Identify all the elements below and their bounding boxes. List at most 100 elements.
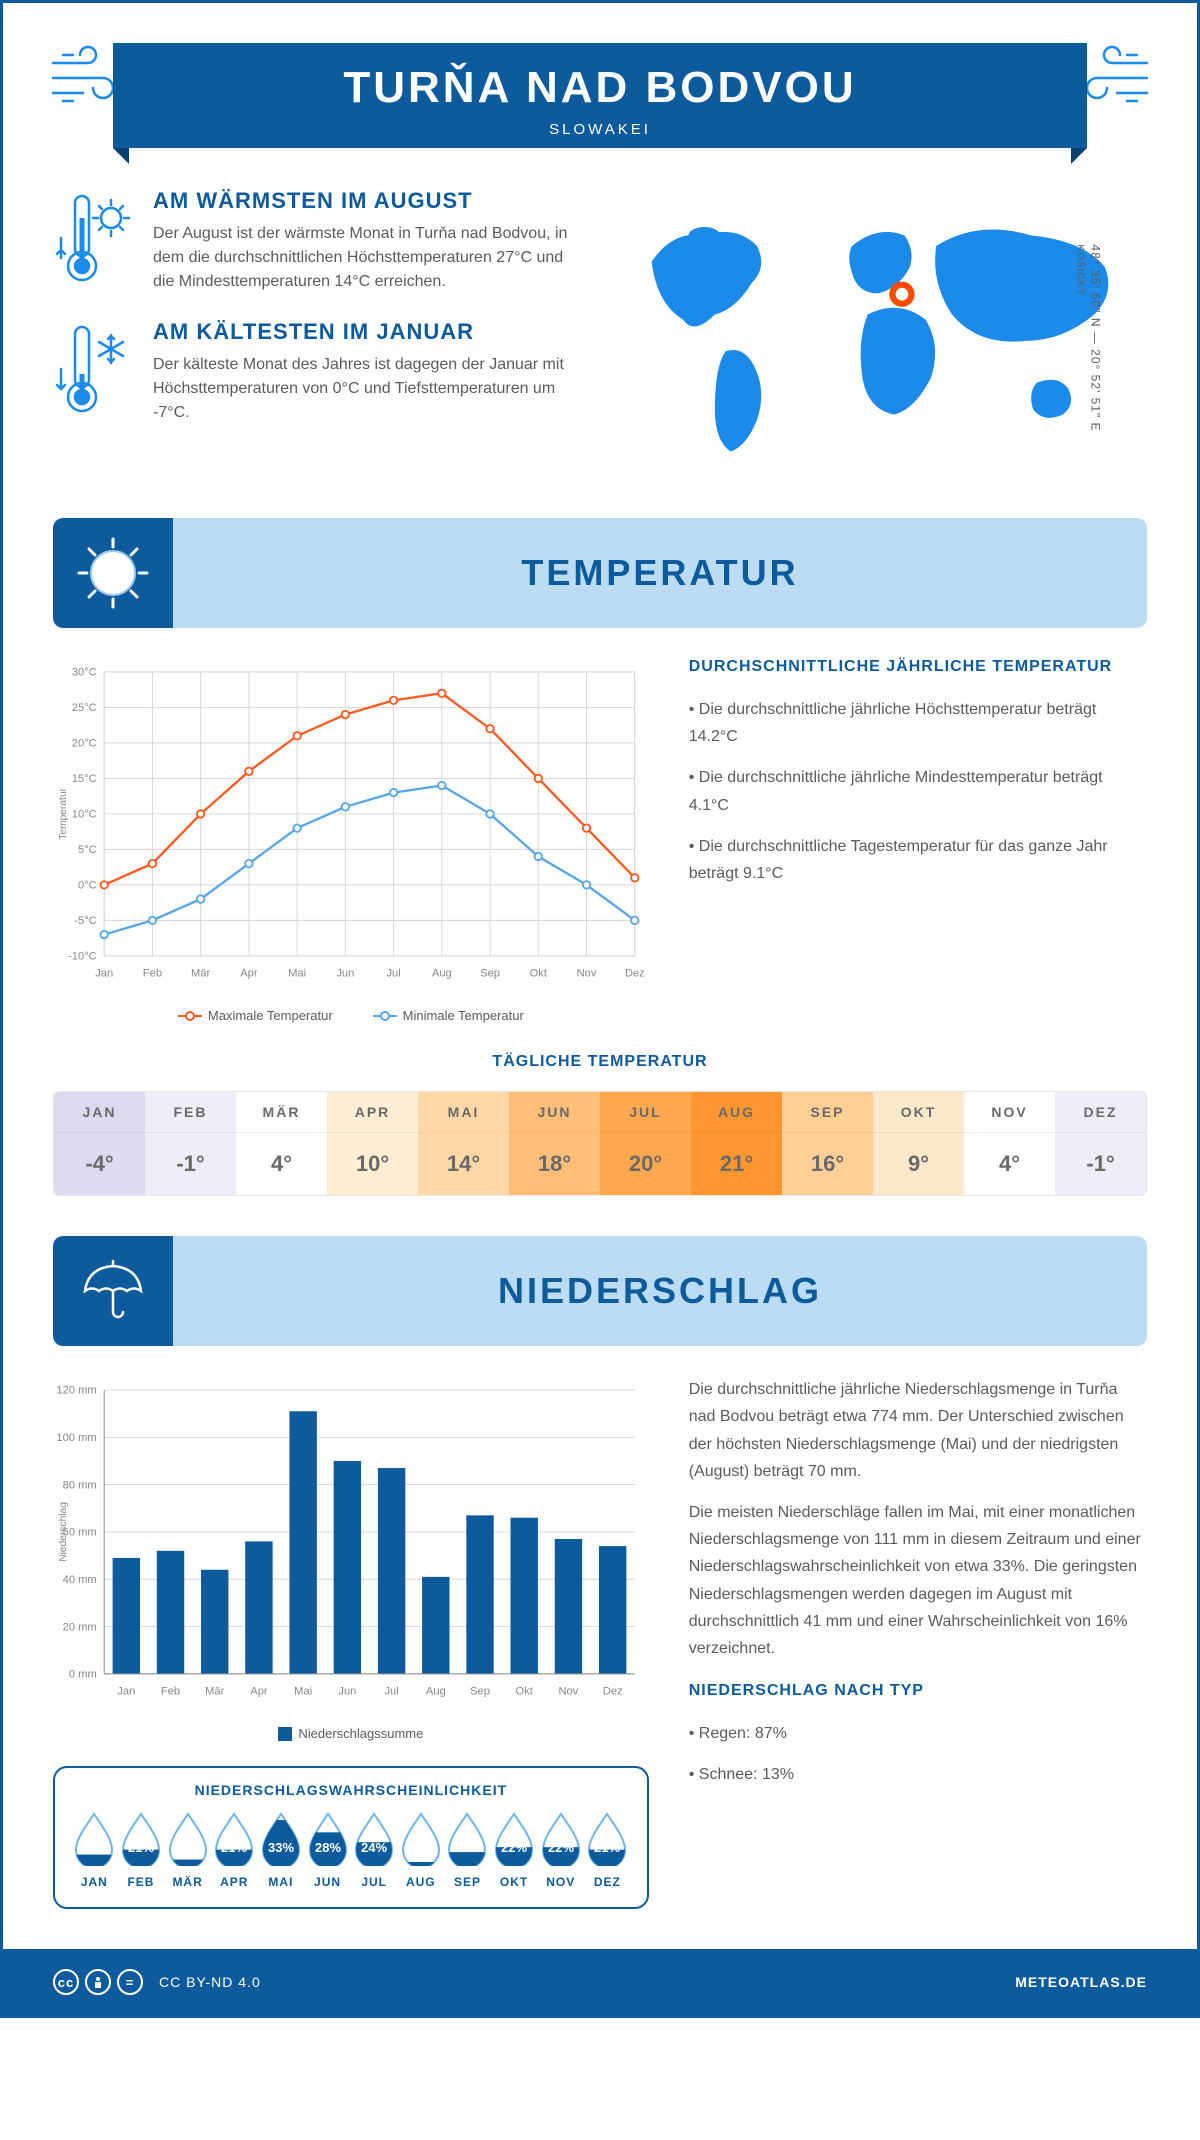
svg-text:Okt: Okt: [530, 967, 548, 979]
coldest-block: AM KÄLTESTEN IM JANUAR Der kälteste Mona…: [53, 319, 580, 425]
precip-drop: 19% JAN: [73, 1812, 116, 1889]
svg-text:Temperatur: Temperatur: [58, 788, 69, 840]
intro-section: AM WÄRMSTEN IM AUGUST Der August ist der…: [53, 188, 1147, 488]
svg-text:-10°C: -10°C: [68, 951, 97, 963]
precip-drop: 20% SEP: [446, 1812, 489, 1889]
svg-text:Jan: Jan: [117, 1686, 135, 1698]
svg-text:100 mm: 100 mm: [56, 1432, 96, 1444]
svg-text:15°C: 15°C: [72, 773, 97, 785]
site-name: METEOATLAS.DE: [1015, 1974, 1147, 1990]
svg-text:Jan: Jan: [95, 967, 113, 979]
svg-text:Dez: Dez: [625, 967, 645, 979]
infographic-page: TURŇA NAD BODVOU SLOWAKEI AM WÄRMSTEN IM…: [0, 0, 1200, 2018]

+ + +

__Directive__: Count the lines above that contain the word "WÄRMSTEN" and reply with only the number.

__Solution for this task__: 2